====== Data provided
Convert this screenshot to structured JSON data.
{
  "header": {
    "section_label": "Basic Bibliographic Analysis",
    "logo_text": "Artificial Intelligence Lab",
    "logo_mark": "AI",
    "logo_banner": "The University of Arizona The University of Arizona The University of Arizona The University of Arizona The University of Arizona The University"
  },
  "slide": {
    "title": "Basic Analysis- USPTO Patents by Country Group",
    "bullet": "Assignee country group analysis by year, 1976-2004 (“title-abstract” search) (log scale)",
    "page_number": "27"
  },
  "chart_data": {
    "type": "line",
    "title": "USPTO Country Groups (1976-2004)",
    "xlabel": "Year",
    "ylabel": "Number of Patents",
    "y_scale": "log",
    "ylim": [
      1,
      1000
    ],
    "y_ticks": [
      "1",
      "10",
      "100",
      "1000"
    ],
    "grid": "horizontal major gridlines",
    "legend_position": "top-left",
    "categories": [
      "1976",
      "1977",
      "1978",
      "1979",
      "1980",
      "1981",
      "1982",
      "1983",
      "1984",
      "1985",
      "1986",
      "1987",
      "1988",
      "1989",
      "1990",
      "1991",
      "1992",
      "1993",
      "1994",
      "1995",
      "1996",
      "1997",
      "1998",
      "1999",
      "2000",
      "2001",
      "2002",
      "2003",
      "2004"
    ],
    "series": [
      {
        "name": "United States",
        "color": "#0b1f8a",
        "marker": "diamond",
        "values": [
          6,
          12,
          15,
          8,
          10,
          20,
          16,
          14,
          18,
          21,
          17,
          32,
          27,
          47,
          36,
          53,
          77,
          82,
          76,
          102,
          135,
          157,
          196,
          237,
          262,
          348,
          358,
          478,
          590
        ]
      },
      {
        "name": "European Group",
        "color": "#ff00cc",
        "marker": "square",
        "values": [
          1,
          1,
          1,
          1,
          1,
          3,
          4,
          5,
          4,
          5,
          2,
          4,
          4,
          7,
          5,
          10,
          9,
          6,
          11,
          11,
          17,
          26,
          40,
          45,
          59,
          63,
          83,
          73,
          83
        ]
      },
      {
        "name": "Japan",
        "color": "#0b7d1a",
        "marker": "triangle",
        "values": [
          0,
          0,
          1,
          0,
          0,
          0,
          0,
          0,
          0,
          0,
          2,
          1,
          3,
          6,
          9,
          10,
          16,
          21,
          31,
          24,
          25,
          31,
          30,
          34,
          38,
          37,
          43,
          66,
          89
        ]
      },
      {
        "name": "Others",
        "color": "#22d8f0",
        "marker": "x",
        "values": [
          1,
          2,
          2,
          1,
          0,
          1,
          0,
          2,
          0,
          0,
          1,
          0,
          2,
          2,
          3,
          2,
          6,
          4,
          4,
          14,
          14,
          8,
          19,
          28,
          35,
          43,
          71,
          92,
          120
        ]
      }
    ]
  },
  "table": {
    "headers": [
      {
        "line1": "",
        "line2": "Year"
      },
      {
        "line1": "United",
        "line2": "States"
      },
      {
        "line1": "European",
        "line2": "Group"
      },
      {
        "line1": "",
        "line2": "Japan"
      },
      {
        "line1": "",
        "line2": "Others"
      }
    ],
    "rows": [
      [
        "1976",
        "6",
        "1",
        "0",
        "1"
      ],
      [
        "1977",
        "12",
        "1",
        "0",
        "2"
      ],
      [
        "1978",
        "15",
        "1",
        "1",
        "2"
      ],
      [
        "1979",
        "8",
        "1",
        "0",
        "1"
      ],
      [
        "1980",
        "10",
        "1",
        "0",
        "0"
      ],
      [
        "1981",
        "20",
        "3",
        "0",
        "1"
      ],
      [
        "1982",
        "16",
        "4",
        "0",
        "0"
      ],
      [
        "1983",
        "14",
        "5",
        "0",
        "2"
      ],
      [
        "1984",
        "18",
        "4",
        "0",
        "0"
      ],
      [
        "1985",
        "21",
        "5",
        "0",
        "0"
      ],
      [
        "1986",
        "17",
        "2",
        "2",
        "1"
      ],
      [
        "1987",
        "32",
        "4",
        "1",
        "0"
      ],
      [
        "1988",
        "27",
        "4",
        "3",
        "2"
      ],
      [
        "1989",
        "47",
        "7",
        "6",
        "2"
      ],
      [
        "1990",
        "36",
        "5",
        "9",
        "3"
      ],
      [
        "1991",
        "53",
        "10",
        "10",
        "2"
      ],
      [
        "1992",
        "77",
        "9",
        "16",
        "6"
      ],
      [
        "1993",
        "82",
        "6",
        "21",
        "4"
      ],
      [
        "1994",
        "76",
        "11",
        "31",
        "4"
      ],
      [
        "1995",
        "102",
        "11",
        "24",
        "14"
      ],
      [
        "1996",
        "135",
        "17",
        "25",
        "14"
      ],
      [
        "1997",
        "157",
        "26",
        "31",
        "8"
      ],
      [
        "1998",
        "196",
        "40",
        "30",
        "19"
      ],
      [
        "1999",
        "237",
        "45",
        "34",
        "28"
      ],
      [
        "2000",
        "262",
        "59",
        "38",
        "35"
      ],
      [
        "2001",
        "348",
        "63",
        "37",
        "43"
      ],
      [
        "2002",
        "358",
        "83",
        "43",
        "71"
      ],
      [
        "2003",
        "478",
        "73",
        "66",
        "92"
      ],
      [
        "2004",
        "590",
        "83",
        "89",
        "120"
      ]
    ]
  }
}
============
To do
Exact copies of all the records are required.

Answer
Convert this screenshot to structured JSON data.
{
  "header": {
    "section_label": "Basic Bibliographic Analysis",
    "logo_text": "Artificial Intelligence Lab",
    "logo_mark": "AI",
    "logo_banner": "The University of Arizona The University of Arizona The University of Arizona The University of Arizona The University of Arizona The University"
  },
  "slide": {
    "title": "Basic Analysis- USPTO Patents by Country Group",
    "bullet": "Assignee country group analysis by year, 1976-2004 (“title-abstract” search) (log scale)",
    "page_number": "27"
  },
  "chart_data": {
    "type": "line",
    "title": "USPTO Country Groups (1976-2004)",
    "xlabel": "Year",
    "ylabel": "Number of Patents",
    "y_scale": "log",
    "ylim": [
      1,
      1000
    ],
    "y_ticks": [
      "1",
      "10",
      "100",
      "1000"
    ],
    "grid": "horizontal major gridlines",
    "legend_position": "top-left",
    "categories": [
      "1976",
      "1977",
      "1978",
      "1979",
      "1980",
      "1981",
      "1982",
      "1983",
      "1984",
      "1985",
      "1986",
      "1987",
      "1988",
      "1989",
      "1990",
      "1991",
      "1992",
      "1993",
      "1994",
      "1995",
      "1996",
      "1997",
      "1998",
      "1999",
      "2000",
      "2001",
      "2002",
      "2003",
      "2004"
    ],
    "series": [
      {
        "name": "United States",
        "color": "#0b1f8a",
        "marker": "diamond",
        "values": [
          6,
          12,
          15,
          8,
          10,
          20,
          16,
          14,
          18,
          21,
          17,
          32,
          27,
          47,
          36,
          53,
          77,
          82,
          76,
          102,
          135,
          157,
          196,
          237,
          262,
          348,
          358,
          478,
          590
        ]
      },
      {
        "name": "European Group",
        "color": "#ff00cc",
        "marker": "square",
        "values": [
          1,
          1,
          1,
          1,
          1,
          3,
          4,
          5,
          4,
          5,
          2,
          4,
          4,
          7,
          5,
          10,
          9,
          6,
          11,
          11,
          17,
          26,
          40,
          45,
          59,
          63,
          83,
          73,
          83
        ]
      },
      {
        "name": "Japan",
        "color": "#0b7d1a",
        "marker": "triangle",
        "values": [
          0,
          0,
          1,
          0,
          0,
          0,
          0,
          0,
          0,
          0,
          2,
          1,
          3,
          6,
          9,
          10,
          16,
          21,
          31,
          24,
          25,
          31,
          30,
          34,
          38,
          37,
          43,
          66,
          89
        ]
      },
      {
        "name": "Others",
        "color": "#22d8f0",
        "marker": "x",
        "values": [
          1,
          2,
          2,
          1,
          0,
          1,
          0,
          2,
          0,
          0,
          1,
          0,
          2,
          2,
          3,
          2,
          6,
          4,
          4,
          14,
          14,
          8,
          19,
          28,
          35,
          43,
          71,
          92,
          120
        ]
      }
    ]
  },
  "table": {
    "headers": [
      {
        "line1": "",
        "line2": "Year"
      },
      {
        "line1": "United",
        "line2": "States"
      },
      {
        "line1": "European",
        "line2": "Group"
      },
      {
        "line1": "",
        "line2": "Japan"
      },
      {
        "line1": "",
        "line2": "Others"
      }
    ],
    "rows": [
      [
        "1976",
        "6",
        "1",
        "0",
        "1"
      ],
      [
        "1977",
        "12",
        "1",
        "0",
        "2"
      ],
      [
        "1978",
        "15",
        "1",
        "1",
        "2"
      ],
      [
        "1979",
        "8",
        "1",
        "0",
        "1"
      ],
      [
        "1980",
        "10",
        "1",
        "0",
        "0"
      ],
      [
        "1981",
        "20",
        "3",
        "0",
        "1"
      ],
      [
        "1982",
        "16",
        "4",
        "0",
        "0"
      ],
      [
        "1983",
        "14",
        "5",
        "0",
        "2"
      ],
      [
        "1984",
        "18",
        "4",
        "0",
        "0"
      ],
      [
        "1985",
        "21",
        "5",
        "0",
        "0"
      ],
      [
        "1986",
        "17",
        "2",
        "2",
        "1"
      ],
      [
        "1987",
        "32",
        "4",
        "1",
        "0"
      ],
      [
        "1988",
        "27",
        "4",
        "3",
        "2"
      ],
      [
        "1989",
        "47",
        "7",
        "6",
        "2"
      ],
      [
        "1990",
        "36",
        "5",
        "9",
        "3"
      ],
      [
        "1991",
        "53",
        "10",
        "10",
        "2"
      ],
      [
        "1992",
        "77",
        "9",
        "16",
        "6"
      ],
      [
        "1993",
        "82",
        "6",
        "21",
        "4"
      ],
      [
        "1994",
        "76",
        "11",
        "31",
        "4"
      ],
      [
        "1995",
        "102",
        "11",
        "24",
        "14"
      ],
      [
        "1996",
        "135",
        "17",
        "25",
        "14"
      ],
      [
        "1997",
        "157",
        "26",
        "31",
        "8"
      ],
      [
        "1998",
        "196",
        "40",
        "30",
        "19"
      ],
      [
        "1999",
        "237",
        "45",
        "34",
        "28"
      ],
      [
        "2000",
        "262",
        "59",
        "38",
        "35"
      ],
      [
        "2001",
        "348",
        "63",
        "37",
        "43"
      ],
      [
        "2002",
        "358",
        "83",
        "43",
        "71"
      ],
      [
        "2003",
        "478",
        "73",
        "66",
        "92"
      ],
      [
        "2004",
        "590",
        "83",
        "89",
        "120"
      ]
    ]
  }
}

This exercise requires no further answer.